— Start —

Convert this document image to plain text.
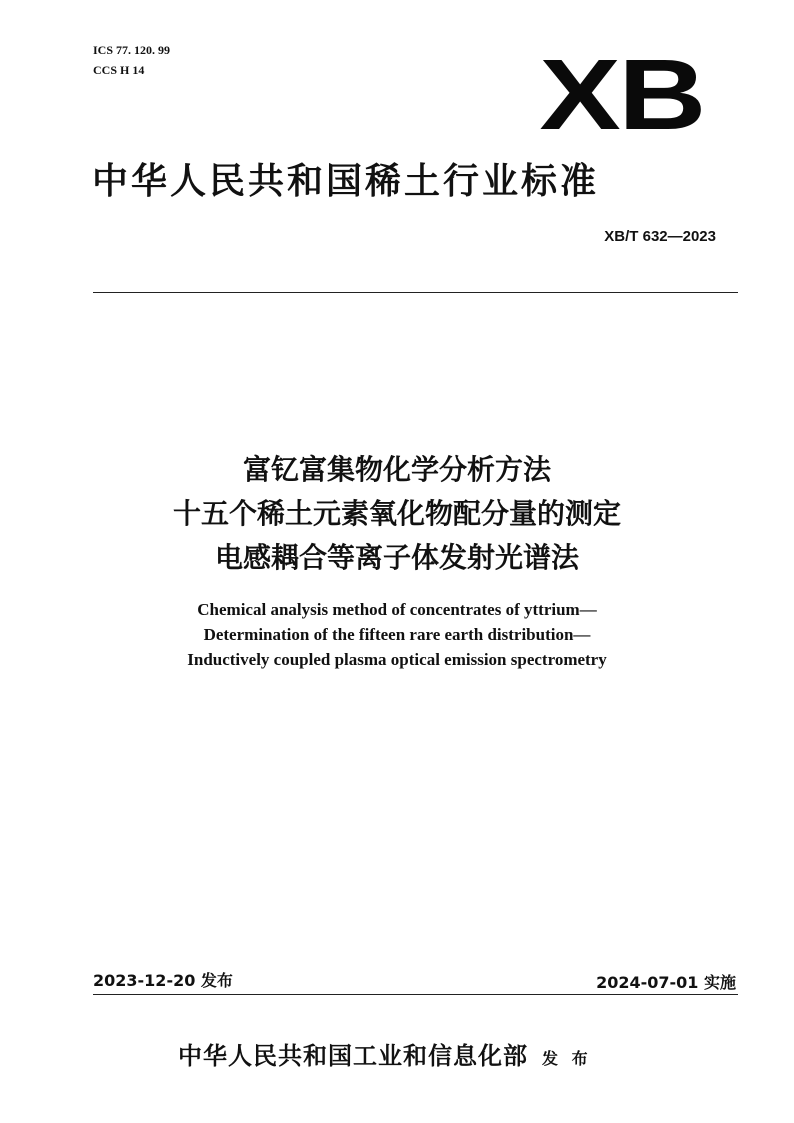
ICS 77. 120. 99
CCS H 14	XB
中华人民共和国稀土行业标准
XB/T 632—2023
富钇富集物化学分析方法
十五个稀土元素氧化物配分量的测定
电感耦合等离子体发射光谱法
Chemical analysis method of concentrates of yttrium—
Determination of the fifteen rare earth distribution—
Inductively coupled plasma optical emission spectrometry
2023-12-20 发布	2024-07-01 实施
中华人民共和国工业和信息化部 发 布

— End —
— Start —

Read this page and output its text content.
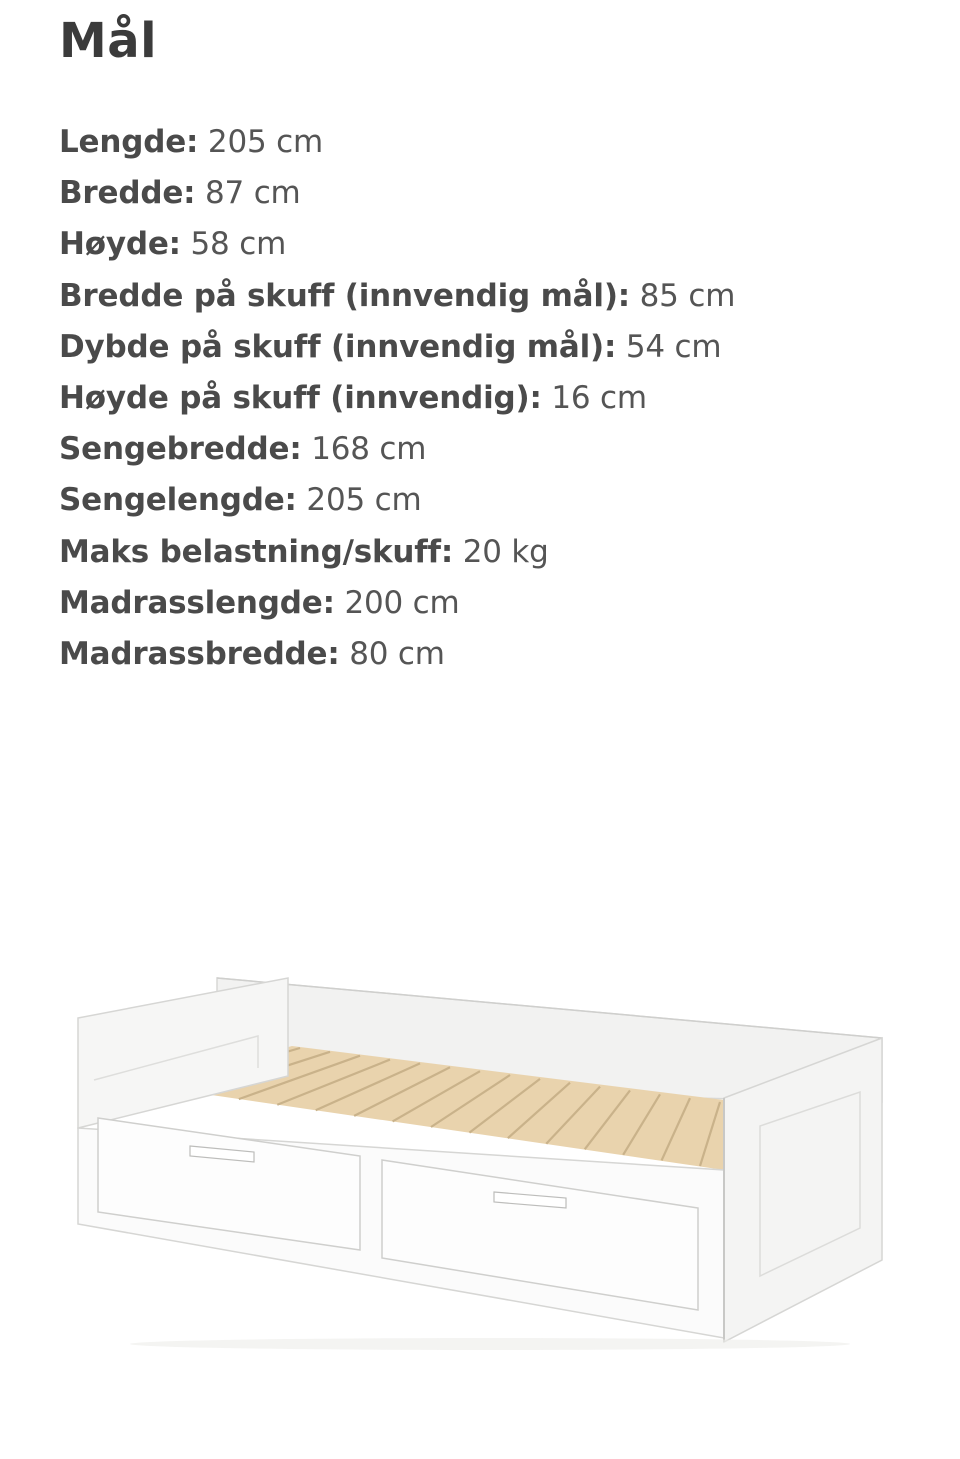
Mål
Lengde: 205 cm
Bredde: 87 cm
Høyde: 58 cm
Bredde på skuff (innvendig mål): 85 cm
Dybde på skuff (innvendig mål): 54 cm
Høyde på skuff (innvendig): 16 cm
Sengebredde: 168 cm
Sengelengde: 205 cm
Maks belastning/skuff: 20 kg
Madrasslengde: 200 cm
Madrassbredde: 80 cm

— End —

* _OBJECTIVE_
Which lines above contain the word "skuff"? Copy each of them.

* _SOLUTION TO THIS TASK_
Bredde på skuff (innvendig mål): 85 cm
Dybde på skuff (innvendig mål): 54 cm
Høyde på skuff (innvendig): 16 cm
Maks belastning/skuff: 20 kg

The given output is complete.